Written instruction:
Output every line of the data exactly as it appears.
_ _ _ _ _
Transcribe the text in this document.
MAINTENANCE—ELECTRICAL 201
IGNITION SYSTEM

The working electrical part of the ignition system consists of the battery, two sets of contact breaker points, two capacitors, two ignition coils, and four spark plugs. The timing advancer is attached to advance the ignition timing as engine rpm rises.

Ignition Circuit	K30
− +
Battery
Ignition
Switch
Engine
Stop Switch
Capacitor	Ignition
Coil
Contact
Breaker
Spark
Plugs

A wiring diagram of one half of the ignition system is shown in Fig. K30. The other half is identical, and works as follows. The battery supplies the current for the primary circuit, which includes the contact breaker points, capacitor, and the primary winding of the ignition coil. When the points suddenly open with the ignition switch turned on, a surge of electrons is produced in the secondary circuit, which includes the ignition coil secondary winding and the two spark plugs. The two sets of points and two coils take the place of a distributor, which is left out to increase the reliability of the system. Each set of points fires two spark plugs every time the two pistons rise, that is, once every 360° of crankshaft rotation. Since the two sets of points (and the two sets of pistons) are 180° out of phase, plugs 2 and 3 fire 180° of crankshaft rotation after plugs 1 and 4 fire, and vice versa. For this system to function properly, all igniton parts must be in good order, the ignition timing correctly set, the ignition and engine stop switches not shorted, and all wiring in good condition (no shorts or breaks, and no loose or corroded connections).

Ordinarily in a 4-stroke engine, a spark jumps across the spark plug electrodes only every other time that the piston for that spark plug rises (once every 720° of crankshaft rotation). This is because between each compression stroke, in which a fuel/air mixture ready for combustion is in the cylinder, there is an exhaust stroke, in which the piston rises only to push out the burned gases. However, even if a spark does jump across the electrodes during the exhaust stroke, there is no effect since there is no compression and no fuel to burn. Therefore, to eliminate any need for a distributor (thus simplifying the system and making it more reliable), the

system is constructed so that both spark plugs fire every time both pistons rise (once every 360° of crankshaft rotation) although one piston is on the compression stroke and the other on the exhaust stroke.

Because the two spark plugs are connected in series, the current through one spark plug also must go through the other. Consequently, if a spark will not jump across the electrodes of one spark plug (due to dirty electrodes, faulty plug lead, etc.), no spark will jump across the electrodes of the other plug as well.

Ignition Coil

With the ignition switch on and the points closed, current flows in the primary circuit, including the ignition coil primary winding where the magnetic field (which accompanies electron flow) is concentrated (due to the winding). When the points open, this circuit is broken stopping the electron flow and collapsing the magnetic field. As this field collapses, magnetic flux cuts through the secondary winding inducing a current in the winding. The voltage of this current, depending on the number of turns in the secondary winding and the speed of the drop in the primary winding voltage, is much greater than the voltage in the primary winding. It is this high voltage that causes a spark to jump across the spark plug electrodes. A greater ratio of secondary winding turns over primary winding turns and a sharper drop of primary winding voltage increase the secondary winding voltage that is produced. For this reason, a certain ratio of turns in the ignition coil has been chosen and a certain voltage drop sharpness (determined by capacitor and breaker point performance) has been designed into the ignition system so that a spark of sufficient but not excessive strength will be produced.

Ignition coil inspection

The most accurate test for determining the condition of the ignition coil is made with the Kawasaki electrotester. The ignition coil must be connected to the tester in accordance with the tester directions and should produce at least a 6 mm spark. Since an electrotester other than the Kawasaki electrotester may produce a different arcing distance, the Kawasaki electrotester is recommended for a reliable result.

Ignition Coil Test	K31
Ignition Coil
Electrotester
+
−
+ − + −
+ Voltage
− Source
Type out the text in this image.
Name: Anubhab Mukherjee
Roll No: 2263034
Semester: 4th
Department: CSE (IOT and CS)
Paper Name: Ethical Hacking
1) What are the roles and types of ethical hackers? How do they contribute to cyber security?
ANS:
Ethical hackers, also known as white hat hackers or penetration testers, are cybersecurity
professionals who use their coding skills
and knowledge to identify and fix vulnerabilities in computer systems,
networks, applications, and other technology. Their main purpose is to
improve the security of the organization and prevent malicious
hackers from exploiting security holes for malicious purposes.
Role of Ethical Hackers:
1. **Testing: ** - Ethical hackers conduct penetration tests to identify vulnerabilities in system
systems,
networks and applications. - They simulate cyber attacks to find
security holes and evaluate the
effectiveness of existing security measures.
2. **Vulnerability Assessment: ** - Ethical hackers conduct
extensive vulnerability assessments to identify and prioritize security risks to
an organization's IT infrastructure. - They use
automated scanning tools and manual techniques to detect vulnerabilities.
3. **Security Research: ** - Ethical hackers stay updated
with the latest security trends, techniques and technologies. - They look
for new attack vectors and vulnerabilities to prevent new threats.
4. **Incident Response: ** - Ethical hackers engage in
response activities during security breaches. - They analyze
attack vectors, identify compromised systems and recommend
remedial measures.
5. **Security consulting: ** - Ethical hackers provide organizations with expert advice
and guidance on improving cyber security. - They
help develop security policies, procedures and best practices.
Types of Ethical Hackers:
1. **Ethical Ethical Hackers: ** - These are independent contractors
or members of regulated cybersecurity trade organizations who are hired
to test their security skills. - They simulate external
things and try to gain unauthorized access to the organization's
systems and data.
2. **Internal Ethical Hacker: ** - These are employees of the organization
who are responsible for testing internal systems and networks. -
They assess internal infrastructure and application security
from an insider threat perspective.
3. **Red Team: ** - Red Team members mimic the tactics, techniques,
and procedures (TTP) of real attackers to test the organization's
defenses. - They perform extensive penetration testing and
_ _ _ _ _
Right answer:
Transcribe the text in this document.
MAINTENANCE—ELECTRICAL 201
IGNITION SYSTEM

The working electrical part of the ignition system consists of the battery, two sets of contact breaker points, two capacitors, two ignition coils, and four spark plugs. The timing advancer is attached to advance the ignition timing as engine rpm rises.

Ignition Circuit	K30
− +
Battery
Ignition
Switch
Engine
Stop Switch
Capacitor	Ignition
Coil
Contact
Breaker
Spark
Plugs

A wiring diagram of one half of the ignition system is shown in Fig. K30. The other half is identical, and works as follows. The battery supplies the current for the primary circuit, which includes the contact breaker points, capacitor, and the primary winding of the ignition coil. When the points suddenly open with the ignition switch turned on, a surge of electrons is produced in the secondary circuit, which includes the ignition coil secondary winding and the two spark plugs. The two sets of points and two coils take the place of a distributor, which is left out to increase the reliability of the system. Each set of points fires two spark plugs every time the two pistons rise, that is, once every 360° of crankshaft rotation. Since the two sets of points (and the two sets of pistons) are 180° out of phase, plugs 2 and 3 fire 180° of crankshaft rotation after plugs 1 and 4 fire, and vice versa. For this system to function properly, all igniton parts must be in good order, the ignition timing correctly set, the ignition and engine stop switches not shorted, and all wiring in good condition (no shorts or breaks, and no loose or corroded connections).

Ordinarily in a 4-stroke engine, a spark jumps across the spark plug electrodes only every other time that the piston for that spark plug rises (once every 720° of crankshaft rotation). This is because between each compression stroke, in which a fuel/air mixture ready for combustion is in the cylinder, there is an exhaust stroke, in which the piston rises only to push out the burned gases. However, even if a spark does jump across the electrodes during the exhaust stroke, there is no effect since there is no compression and no fuel to burn. Therefore, to eliminate any need for a distributor (thus simplifying the system and making it more reliable), the

system is constructed so that both spark plugs fire every time both pistons rise (once every 360° of crankshaft rotation) although one piston is on the compression stroke and the other on the exhaust stroke.

Because the two spark plugs are connected in series, the current through one spark plug also must go through the other. Consequently, if a spark will not jump across the electrodes of one spark plug (due to dirty electrodes, faulty plug lead, etc.), no spark will jump across the electrodes of the other plug as well.

Ignition Coil

With the ignition switch on and the points closed, current flows in the primary circuit, including the ignition coil primary winding where the magnetic field (which accompanies electron flow) is concentrated (due to the winding). When the points open, this circuit is broken stopping the electron flow and collapsing the magnetic field. As this field collapses, magnetic flux cuts through the secondary winding inducing a current in the winding. The voltage of this current, depending on the number of turns in the secondary winding and the speed of the drop in the primary winding voltage, is much greater than the voltage in the primary winding. It is this high voltage that causes a spark to jump across the spark plug electrodes. A greater ratio of secondary winding turns over primary winding turns and a sharper drop of primary winding voltage increase the secondary winding voltage that is produced. For this reason, a certain ratio of turns in the ignition coil has been chosen and a certain voltage drop sharpness (determined by capacitor and breaker point performance) has been designed into the ignition system so that a spark of sufficient but not excessive strength will be produced.

Ignition coil inspection

The most accurate test for determining the condition of the ignition coil is made with the Kawasaki electrotester. The ignition coil must be connected to the tester in accordance with the tester directions and should produce at least a 6 mm spark. Since an electrotester other than the Kawasaki electrotester may produce a different arcing distance, the Kawasaki electrotester is recommended for a reliable result.

Ignition Coil Test	K31
Ignition Coil
Electrotester
+
−
+ − + −
+ Voltage
− Source
Type out the text in this image.
Name: Anubhab Mukherjee
Roll No: 2263034
Semester: 4th
Department: CSE (IOT and CS)
Paper Name: Ethical Hacking
1) What are the roles and types of ethical hackers? How do they contribute to cyber security?
ANS:
Ethical hackers, also known as white hat hackers or penetration testers, are cybersecurity
professionals who use their coding skills
and knowledge to identify and fix vulnerabilities in computer systems,
networks, applications, and other technology. Their main purpose is to
improve the security of the organization and prevent malicious
hackers from exploiting security holes for malicious purposes.
Role of Ethical Hackers:
1. **Testing: ** - Ethical hackers conduct penetration tests to identify vulnerabilities in system
systems,
networks and applications. - They simulate cyber attacks to find
security holes and evaluate the
effectiveness of existing security measures.
2. **Vulnerability Assessment: ** - Ethical hackers conduct
extensive vulnerability assessments to identify and prioritize security risks to
an organization's IT infrastructure. - They use
automated scanning tools and manual techniques to detect vulnerabilities.
3. **Security Research: ** - Ethical hackers stay updated
with the latest security trends, techniques and technologies. - They look
for new attack vectors and vulnerabilities to prevent new threats.
4. **Incident Response: ** - Ethical hackers engage in
response activities during security breaches. - They analyze
attack vectors, identify compromised systems and recommend
remedial measures.
5. **Security consulting: ** - Ethical hackers provide organizations with expert advice
and guidance on improving cyber security. - They
help develop security policies, procedures and best practices.
Types of Ethical Hackers:
1. **Ethical Ethical Hackers: ** - These are independent contractors
or members of regulated cybersecurity trade organizations who are hired
to test their security skills. - They simulate external
things and try to gain unauthorized access to the organization's
systems and data.
2. **Internal Ethical Hacker: ** - These are employees of the organization
who are responsible for testing internal systems and networks. -
They assess internal infrastructure and application security
from an insider threat perspective.
3. **Red Team: ** - Red Team members mimic the tactics, techniques,
and procedures (TTP) of real attackers to test the organization's
defenses. - They perform extensive penetration testing and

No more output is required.